A run of records
━━━━━━━━━━━━━━━━━━━━

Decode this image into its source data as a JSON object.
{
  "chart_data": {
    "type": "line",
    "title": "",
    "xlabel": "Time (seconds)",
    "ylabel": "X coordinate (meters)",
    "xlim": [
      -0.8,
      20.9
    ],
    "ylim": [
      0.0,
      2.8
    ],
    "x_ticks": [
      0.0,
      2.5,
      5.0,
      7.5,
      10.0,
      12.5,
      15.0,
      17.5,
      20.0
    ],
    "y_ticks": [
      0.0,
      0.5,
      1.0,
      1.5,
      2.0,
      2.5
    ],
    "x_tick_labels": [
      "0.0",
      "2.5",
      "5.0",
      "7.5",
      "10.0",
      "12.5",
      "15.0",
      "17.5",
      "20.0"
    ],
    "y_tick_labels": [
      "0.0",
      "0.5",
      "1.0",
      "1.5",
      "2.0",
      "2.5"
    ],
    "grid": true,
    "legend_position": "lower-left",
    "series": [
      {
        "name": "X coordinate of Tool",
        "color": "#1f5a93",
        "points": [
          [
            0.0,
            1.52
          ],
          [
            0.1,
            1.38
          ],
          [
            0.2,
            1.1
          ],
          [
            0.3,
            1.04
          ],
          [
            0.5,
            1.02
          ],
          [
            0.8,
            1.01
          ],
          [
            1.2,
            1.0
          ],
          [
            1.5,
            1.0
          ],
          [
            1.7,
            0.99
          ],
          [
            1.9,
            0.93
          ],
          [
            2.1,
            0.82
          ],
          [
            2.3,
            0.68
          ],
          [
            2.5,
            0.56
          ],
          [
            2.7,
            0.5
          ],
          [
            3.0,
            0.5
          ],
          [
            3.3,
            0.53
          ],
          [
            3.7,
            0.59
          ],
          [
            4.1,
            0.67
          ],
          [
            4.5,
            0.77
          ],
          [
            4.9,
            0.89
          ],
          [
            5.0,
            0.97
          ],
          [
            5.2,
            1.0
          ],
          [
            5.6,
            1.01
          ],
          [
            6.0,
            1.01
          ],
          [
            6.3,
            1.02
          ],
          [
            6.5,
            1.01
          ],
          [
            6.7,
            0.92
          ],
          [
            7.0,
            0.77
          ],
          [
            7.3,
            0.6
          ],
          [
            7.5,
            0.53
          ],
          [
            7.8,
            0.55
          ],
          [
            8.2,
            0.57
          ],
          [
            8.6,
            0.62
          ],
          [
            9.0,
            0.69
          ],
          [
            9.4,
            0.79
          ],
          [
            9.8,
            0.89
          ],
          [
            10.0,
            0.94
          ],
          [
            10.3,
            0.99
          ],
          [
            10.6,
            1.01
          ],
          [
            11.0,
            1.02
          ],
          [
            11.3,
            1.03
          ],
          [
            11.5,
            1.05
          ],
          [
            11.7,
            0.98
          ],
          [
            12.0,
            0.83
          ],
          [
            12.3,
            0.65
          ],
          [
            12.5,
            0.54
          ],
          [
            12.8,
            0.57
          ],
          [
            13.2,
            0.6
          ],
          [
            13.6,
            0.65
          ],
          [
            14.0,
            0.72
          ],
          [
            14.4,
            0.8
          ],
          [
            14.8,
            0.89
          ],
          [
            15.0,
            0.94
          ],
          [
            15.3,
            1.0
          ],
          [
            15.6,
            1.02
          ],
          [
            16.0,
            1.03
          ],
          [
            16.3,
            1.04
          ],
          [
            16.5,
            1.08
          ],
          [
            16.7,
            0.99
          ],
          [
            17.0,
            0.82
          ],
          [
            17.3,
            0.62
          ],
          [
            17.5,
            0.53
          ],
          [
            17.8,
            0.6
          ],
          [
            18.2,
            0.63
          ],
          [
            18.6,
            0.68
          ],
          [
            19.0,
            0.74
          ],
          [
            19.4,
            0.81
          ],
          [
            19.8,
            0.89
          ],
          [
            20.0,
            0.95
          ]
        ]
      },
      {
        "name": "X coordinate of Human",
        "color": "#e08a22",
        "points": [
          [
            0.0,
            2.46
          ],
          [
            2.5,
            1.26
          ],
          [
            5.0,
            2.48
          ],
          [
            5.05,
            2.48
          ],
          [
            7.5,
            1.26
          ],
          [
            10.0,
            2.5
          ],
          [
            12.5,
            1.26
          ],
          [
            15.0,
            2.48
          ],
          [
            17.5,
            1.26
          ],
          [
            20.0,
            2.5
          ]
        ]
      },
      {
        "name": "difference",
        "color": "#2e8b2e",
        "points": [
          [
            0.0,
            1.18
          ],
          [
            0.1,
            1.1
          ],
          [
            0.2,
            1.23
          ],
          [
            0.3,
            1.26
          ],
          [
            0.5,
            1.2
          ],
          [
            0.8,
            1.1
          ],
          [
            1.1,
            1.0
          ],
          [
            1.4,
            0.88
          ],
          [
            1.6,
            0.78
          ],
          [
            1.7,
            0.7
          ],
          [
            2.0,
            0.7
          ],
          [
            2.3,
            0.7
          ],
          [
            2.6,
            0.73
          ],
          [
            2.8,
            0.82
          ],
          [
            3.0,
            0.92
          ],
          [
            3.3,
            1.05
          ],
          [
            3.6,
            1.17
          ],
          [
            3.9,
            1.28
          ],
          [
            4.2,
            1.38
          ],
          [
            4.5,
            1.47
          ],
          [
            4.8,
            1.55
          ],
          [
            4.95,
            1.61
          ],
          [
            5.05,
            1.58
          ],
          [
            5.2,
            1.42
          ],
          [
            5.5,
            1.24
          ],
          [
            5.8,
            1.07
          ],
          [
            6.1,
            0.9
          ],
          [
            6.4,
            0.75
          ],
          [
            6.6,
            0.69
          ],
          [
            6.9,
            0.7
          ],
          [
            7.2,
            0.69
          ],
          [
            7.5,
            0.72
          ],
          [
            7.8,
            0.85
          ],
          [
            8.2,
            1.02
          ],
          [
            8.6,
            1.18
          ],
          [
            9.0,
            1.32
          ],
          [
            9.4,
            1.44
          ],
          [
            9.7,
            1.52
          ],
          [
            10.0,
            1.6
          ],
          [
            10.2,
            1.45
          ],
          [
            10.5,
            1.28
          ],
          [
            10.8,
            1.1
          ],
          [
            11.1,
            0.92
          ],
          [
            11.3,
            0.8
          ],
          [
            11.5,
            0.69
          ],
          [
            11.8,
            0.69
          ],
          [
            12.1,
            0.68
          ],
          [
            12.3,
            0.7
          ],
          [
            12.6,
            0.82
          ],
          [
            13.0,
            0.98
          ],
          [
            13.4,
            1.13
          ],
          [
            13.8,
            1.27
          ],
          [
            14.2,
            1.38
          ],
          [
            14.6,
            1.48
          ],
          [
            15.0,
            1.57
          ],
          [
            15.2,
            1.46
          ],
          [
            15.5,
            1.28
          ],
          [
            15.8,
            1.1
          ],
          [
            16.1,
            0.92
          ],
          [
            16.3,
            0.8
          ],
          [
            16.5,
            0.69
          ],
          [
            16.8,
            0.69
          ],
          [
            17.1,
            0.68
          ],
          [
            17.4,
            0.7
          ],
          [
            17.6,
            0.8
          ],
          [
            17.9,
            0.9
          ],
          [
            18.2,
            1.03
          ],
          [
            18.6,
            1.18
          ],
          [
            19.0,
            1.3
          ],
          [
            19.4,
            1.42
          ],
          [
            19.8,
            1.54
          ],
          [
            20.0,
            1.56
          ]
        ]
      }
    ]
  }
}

━━━━━━━━━━━━━━━━━━━━

-- AIM OF THE EXERCISE --
Return all of the entries exactly as written.

-- THE SOLUTION --
Decode this image into its source data as a JSON object.
{
  "chart_data": {
    "type": "line",
    "title": "",
    "xlabel": "Time (seconds)",
    "ylabel": "X coordinate (meters)",
    "xlim": [
      -0.8,
      20.9
    ],
    "ylim": [
      0.0,
      2.8
    ],
    "x_ticks": [
      0.0,
      2.5,
      5.0,
      7.5,
      10.0,
      12.5,
      15.0,
      17.5,
      20.0
    ],
    "y_ticks": [
      0.0,
      0.5,
      1.0,
      1.5,
      2.0,
      2.5
    ],
    "x_tick_labels": [
      "0.0",
      "2.5",
      "5.0",
      "7.5",
      "10.0",
      "12.5",
      "15.0",
      "17.5",
      "20.0"
    ],
    "y_tick_labels": [
      "0.0",
      "0.5",
      "1.0",
      "1.5",
      "2.0",
      "2.5"
    ],
    "grid": true,
    "legend_position": "lower-left",
    "series": [
      {
        "name": "X coordinate of Tool",
        "color": "#1f5a93",
        "points": [
          [
            0.0,
            1.52
          ],
          [
            0.1,
            1.38
          ],
          [
            0.2,
            1.1
          ],
          [
            0.3,
            1.04
          ],
          [
            0.5,
            1.02
          ],
          [
            0.8,
            1.01
          ],
          [
            1.2,
            1.0
          ],
          [
            1.5,
            1.0
          ],
          [
            1.7,
            0.99
          ],
          [
            1.9,
            0.93
          ],
          [
            2.1,
            0.82
          ],
          [
            2.3,
            0.68
          ],
          [
            2.5,
            0.56
          ],
          [
            2.7,
            0.5
          ],
          [
            3.0,
            0.5
          ],
          [
            3.3,
            0.53
          ],
          [
            3.7,
            0.59
          ],
          [
            4.1,
            0.67
          ],
          [
            4.5,
            0.77
          ],
          [
            4.9,
            0.89
          ],
          [
            5.0,
            0.97
          ],
          [
            5.2,
            1.0
          ],
          [
            5.6,
            1.01
          ],
          [
            6.0,
            1.01
          ],
          [
            6.3,
            1.02
          ],
          [
            6.5,
            1.01
          ],
          [
            6.7,
            0.92
          ],
          [
            7.0,
            0.77
          ],
          [
            7.3,
            0.6
          ],
          [
            7.5,
            0.53
          ],
          [
            7.8,
            0.55
          ],
          [
            8.2,
            0.57
          ],
          [
            8.6,
            0.62
          ],
          [
            9.0,
            0.69
          ],
          [
            9.4,
            0.79
          ],
          [
            9.8,
            0.89
          ],
          [
            10.0,
            0.94
          ],
          [
            10.3,
            0.99
          ],
          [
            10.6,
            1.01
          ],
          [
            11.0,
            1.02
          ],
          [
            11.3,
            1.03
          ],
          [
            11.5,
            1.05
          ],
          [
            11.7,
            0.98
          ],
          [
            12.0,
            0.83
          ],
          [
            12.3,
            0.65
          ],
          [
            12.5,
            0.54
          ],
          [
            12.8,
            0.57
          ],
          [
            13.2,
            0.6
          ],
          [
            13.6,
            0.65
          ],
          [
            14.0,
            0.72
          ],
          [
            14.4,
            0.8
          ],
          [
            14.8,
            0.89
          ],
          [
            15.0,
            0.94
          ],
          [
            15.3,
            1.0
          ],
          [
            15.6,
            1.02
          ],
          [
            16.0,
            1.03
          ],
          [
            16.3,
            1.04
          ],
          [
            16.5,
            1.08
          ],
          [
            16.7,
            0.99
          ],
          [
            17.0,
            0.82
          ],
          [
            17.3,
            0.62
          ],
          [
            17.5,
            0.53
          ],
          [
            17.8,
            0.6
          ],
          [
            18.2,
            0.63
          ],
          [
            18.6,
            0.68
          ],
          [
            19.0,
            0.74
          ],
          [
            19.4,
            0.81
          ],
          [
            19.8,
            0.89
          ],
          [
            20.0,
            0.95
          ]
        ]
      },
      {
        "name": "X coordinate of Human",
        "color": "#e08a22",
        "points": [
          [
            0.0,
            2.46
          ],
          [
            2.5,
            1.26
          ],
          [
            5.0,
            2.48
          ],
          [
            5.05,
            2.48
          ],
          [
            7.5,
            1.26
          ],
          [
            10.0,
            2.5
          ],
          [
            12.5,
            1.26
          ],
          [
            15.0,
            2.48
          ],
          [
            17.5,
            1.26
          ],
          [
            20.0,
            2.5
          ]
        ]
      },
      {
        "name": "difference",
        "color": "#2e8b2e",
        "points": [
          [
            0.0,
            1.18
          ],
          [
            0.1,
            1.1
          ],
          [
            0.2,
            1.23
          ],
          [
            0.3,
            1.26
          ],
          [
            0.5,
            1.2
          ],
          [
            0.8,
            1.1
          ],
          [
            1.1,
            1.0
          ],
          [
            1.4,
            0.88
          ],
          [
            1.6,
            0.78
          ],
          [
            1.7,
            0.7
          ],
          [
            2.0,
            0.7
          ],
          [
            2.3,
            0.7
          ],
          [
            2.6,
            0.73
          ],
          [
            2.8,
            0.82
          ],
          [
            3.0,
            0.92
          ],
          [
            3.3,
            1.05
          ],
          [
            3.6,
            1.17
          ],
          [
            3.9,
            1.28
          ],
          [
            4.2,
            1.38
          ],
          [
            4.5,
            1.47
          ],
          [
            4.8,
            1.55
          ],
          [
            4.95,
            1.61
          ],
          [
            5.05,
            1.58
          ],
          [
            5.2,
            1.42
          ],
          [
            5.5,
            1.24
          ],
          [
            5.8,
            1.07
          ],
          [
            6.1,
            0.9
          ],
          [
            6.4,
            0.75
          ],
          [
            6.6,
            0.69
          ],
          [
            6.9,
            0.7
          ],
          [
            7.2,
            0.69
          ],
          [
            7.5,
            0.72
          ],
          [
            7.8,
            0.85
          ],
          [
            8.2,
            1.02
          ],
          [
            8.6,
            1.18
          ],
          [
            9.0,
            1.32
          ],
          [
            9.4,
            1.44
          ],
          [
            9.7,
            1.52
          ],
          [
            10.0,
            1.6
          ],
          [
            10.2,
            1.45
          ],
          [
            10.5,
            1.28
          ],
          [
            10.8,
            1.1
          ],
          [
            11.1,
            0.92
          ],
          [
            11.3,
            0.8
          ],
          [
            11.5,
            0.69
          ],
          [
            11.8,
            0.69
          ],
          [
            12.1,
            0.68
          ],
          [
            12.3,
            0.7
          ],
          [
            12.6,
            0.82
          ],
          [
            13.0,
            0.98
          ],
          [
            13.4,
            1.13
          ],
          [
            13.8,
            1.27
          ],
          [
            14.2,
            1.38
          ],
          [
            14.6,
            1.48
          ],
          [
            15.0,
            1.57
          ],
          [
            15.2,
            1.46
          ],
          [
            15.5,
            1.28
          ],
          [
            15.8,
            1.1
          ],
          [
            16.1,
            0.92
          ],
          [
            16.3,
            0.8
          ],
          [
            16.5,
            0.69
          ],
          [
            16.8,
            0.69
          ],
          [
            17.1,
            0.68
          ],
          [
            17.4,
            0.7
          ],
          [
            17.6,
            0.8
          ],
          [
            17.9,
            0.9
          ],
          [
            18.2,
            1.03
          ],
          [
            18.6,
            1.18
          ],
          [
            19.0,
            1.3
          ],
          [
            19.4,
            1.42
          ],
          [
            19.8,
            1.54
          ],
          [
            20.0,
            1.56
          ]
        ]
      }
    ]
  }
}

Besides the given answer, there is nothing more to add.